→ **What the exercise asks**
Examine the records and identify each line that includes the string "subject". Copy those lines.

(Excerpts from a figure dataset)
## start

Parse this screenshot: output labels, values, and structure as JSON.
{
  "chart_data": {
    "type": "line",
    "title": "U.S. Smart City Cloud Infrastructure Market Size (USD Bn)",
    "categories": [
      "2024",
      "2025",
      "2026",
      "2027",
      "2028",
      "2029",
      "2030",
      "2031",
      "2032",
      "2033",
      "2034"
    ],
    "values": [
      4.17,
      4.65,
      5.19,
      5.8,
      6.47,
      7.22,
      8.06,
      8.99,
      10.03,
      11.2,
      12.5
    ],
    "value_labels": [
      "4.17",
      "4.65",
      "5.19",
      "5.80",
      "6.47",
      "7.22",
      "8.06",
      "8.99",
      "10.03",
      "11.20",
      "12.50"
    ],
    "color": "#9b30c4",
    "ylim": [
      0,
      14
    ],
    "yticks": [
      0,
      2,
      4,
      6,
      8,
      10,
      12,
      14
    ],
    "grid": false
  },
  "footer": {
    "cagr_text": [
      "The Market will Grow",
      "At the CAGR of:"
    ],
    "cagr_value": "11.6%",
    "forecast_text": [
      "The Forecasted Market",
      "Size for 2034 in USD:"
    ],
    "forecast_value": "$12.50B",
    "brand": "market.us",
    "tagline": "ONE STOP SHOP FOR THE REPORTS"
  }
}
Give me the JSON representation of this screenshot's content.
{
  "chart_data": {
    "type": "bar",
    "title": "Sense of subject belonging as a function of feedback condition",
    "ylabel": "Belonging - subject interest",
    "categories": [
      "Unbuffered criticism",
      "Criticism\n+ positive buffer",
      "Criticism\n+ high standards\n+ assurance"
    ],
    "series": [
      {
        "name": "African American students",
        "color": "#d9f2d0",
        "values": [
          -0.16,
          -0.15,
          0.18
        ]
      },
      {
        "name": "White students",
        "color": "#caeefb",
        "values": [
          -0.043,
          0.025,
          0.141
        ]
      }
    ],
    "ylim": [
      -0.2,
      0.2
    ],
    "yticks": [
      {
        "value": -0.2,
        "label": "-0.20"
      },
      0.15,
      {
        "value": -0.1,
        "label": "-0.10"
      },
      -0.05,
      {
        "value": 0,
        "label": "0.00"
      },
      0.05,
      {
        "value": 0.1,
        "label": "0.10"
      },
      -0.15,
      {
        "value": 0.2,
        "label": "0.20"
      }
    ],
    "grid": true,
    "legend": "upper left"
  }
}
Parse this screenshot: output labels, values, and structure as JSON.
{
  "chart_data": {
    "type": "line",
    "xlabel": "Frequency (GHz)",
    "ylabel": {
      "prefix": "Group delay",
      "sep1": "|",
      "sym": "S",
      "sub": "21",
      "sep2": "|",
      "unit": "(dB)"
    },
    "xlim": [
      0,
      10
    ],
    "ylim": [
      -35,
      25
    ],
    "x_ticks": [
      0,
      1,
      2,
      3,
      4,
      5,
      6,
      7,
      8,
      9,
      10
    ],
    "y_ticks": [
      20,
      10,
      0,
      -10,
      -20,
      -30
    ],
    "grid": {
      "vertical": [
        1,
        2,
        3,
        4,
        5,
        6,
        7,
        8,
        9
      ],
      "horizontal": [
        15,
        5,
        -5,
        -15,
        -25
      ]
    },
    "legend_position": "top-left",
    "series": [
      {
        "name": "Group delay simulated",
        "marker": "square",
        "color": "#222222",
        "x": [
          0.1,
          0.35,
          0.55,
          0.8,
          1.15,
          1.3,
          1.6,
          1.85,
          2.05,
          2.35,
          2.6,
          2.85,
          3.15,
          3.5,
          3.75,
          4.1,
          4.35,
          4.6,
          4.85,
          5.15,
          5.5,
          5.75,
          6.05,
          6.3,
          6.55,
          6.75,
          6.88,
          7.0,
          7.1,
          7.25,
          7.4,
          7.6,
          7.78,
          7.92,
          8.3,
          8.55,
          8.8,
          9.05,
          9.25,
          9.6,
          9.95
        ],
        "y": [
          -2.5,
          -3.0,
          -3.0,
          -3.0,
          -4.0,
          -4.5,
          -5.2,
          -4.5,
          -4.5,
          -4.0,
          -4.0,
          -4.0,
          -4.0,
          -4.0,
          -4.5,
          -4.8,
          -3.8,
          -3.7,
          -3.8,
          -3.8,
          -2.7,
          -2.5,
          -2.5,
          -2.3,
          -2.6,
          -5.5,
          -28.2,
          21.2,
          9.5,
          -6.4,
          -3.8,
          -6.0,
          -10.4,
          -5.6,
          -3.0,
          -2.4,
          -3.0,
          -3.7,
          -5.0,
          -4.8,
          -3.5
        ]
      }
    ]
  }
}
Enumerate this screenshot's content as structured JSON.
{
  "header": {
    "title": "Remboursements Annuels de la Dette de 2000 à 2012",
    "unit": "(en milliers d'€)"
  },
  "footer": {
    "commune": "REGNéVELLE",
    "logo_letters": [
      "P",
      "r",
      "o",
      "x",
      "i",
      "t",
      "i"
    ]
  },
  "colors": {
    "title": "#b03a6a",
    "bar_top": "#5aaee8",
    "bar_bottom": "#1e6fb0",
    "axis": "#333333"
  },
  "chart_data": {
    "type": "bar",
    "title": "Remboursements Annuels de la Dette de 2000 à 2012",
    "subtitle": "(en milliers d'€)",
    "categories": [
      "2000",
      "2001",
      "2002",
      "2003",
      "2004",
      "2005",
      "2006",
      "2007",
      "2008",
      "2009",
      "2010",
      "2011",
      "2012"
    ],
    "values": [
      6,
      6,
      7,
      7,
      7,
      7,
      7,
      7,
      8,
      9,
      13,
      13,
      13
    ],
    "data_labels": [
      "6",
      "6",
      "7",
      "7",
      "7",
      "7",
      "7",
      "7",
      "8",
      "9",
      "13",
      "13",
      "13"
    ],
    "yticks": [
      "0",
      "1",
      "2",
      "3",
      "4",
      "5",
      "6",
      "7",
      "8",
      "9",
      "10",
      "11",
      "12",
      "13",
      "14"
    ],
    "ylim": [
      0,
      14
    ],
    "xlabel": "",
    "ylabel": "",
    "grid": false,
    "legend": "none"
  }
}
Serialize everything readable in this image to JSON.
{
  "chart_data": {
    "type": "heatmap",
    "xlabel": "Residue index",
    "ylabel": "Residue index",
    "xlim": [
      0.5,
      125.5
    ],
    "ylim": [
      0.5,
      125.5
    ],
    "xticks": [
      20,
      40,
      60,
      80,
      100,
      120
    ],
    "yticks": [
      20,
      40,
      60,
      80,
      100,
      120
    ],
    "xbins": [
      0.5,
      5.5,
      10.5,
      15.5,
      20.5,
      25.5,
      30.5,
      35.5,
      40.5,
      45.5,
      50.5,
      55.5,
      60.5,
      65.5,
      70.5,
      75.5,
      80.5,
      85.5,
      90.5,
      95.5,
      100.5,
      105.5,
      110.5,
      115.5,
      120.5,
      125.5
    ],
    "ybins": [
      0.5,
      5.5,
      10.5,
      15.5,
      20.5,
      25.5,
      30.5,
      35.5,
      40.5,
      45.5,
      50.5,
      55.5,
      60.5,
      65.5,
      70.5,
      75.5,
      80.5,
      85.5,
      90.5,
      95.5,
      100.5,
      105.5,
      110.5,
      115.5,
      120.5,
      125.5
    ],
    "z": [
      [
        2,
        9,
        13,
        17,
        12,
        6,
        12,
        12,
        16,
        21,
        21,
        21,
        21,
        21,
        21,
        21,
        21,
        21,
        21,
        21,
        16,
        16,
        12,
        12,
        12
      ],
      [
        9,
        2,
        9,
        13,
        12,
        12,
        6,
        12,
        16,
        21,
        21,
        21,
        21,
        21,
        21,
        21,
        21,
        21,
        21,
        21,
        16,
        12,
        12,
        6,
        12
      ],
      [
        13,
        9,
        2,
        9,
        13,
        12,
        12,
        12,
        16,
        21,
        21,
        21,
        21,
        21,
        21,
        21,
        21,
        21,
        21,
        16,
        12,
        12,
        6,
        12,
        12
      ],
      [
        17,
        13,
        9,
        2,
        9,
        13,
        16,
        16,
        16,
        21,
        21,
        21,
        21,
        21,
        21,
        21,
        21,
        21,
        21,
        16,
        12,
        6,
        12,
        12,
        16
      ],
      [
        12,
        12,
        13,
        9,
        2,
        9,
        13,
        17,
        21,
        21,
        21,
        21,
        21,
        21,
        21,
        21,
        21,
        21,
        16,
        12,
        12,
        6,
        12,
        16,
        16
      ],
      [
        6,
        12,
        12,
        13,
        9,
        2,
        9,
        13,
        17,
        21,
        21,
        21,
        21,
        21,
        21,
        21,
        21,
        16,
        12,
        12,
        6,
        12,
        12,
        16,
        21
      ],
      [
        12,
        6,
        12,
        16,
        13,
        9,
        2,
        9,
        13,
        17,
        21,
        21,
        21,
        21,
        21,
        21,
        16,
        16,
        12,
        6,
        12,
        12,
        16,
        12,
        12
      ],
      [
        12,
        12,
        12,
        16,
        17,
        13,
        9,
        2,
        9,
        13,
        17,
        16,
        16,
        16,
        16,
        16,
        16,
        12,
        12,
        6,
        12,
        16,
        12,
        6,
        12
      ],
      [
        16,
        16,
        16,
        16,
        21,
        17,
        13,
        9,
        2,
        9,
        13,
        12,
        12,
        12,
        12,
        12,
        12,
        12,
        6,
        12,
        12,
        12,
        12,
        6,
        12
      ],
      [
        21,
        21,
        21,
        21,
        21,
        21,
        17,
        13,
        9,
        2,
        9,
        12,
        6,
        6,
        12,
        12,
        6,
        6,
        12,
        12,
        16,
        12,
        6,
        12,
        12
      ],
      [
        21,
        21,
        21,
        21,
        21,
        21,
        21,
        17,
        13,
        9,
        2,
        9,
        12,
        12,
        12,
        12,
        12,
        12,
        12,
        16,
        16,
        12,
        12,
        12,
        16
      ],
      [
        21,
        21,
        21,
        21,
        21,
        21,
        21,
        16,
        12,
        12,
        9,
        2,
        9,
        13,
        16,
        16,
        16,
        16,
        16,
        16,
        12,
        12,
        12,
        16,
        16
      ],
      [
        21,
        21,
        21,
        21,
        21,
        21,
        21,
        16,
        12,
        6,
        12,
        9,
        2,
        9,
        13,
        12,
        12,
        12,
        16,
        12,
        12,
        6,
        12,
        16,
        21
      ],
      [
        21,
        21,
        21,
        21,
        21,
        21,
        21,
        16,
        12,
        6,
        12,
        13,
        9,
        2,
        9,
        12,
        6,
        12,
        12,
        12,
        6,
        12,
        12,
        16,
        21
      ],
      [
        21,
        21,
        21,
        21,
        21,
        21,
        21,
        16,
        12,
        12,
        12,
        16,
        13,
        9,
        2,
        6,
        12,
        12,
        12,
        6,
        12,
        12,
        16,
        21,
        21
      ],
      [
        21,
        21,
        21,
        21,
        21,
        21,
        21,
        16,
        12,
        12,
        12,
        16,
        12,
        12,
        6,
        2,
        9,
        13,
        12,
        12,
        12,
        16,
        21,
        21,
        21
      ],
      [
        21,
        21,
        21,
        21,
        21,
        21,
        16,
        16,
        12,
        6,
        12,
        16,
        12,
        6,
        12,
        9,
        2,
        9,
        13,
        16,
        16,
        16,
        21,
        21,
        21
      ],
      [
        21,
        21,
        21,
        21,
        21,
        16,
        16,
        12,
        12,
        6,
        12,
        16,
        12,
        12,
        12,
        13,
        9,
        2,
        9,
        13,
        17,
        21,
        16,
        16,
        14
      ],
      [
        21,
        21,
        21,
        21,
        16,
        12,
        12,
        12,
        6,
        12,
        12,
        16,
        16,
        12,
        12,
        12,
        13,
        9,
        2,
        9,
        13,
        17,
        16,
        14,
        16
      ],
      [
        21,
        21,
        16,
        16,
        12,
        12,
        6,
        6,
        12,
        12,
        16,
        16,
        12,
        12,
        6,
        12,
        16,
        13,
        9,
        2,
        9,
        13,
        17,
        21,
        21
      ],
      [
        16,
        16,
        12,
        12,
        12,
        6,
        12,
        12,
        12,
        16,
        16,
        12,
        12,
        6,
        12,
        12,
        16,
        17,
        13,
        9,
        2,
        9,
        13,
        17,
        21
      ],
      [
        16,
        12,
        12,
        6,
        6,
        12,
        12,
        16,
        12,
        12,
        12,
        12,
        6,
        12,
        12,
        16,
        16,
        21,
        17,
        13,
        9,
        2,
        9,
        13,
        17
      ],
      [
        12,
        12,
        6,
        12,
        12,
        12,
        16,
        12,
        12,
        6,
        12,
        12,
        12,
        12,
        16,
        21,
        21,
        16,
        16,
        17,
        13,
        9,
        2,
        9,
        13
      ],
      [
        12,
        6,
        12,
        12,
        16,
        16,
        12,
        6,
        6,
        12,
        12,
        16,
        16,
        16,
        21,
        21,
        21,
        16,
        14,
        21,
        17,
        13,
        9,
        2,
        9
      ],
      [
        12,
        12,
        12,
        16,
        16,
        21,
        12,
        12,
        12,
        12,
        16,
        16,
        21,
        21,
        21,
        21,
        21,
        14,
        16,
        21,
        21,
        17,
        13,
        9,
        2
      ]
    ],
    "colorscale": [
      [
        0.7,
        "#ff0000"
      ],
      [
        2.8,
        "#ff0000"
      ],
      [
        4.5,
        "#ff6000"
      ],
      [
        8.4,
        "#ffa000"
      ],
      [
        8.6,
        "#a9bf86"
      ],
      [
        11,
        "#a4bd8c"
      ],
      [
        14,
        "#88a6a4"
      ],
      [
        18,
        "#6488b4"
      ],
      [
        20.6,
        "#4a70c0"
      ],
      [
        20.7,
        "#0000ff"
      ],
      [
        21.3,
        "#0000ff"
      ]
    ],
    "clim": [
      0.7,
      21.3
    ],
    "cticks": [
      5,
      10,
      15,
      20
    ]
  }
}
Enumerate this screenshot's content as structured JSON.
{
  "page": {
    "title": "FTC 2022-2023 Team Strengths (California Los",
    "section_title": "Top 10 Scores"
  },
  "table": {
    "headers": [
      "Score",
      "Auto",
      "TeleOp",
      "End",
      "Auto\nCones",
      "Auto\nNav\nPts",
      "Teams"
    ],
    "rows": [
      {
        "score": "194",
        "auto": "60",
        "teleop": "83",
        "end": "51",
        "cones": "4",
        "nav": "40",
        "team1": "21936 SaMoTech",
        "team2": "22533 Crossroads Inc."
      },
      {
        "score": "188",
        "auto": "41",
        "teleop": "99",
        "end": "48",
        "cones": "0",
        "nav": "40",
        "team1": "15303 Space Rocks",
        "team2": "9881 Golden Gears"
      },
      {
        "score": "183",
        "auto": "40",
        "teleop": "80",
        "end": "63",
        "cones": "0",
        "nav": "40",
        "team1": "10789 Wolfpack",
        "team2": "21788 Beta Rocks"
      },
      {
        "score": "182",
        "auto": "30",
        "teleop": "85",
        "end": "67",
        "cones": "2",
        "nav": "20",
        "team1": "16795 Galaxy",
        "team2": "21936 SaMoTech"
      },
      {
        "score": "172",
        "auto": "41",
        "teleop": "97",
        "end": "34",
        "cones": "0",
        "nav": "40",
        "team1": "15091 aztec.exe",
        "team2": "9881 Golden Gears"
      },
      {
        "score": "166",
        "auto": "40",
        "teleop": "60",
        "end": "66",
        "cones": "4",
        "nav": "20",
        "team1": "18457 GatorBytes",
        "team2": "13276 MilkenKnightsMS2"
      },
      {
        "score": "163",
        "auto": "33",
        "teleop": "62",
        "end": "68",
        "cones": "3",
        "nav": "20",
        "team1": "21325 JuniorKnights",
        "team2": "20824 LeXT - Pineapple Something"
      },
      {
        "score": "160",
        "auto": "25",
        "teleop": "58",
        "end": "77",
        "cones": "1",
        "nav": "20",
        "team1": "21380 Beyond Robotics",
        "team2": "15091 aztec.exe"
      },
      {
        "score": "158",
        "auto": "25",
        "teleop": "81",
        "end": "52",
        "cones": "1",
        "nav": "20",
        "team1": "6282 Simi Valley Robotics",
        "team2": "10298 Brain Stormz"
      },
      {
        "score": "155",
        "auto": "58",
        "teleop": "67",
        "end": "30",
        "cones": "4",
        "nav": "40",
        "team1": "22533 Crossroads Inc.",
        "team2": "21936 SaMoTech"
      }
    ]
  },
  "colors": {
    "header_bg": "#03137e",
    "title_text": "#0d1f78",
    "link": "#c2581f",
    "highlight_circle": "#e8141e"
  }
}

## end

→ **Written answer**
    "title": "Sense of subject belonging as a function of feedback condition",
    "ylabel": "Belonging - subject interest",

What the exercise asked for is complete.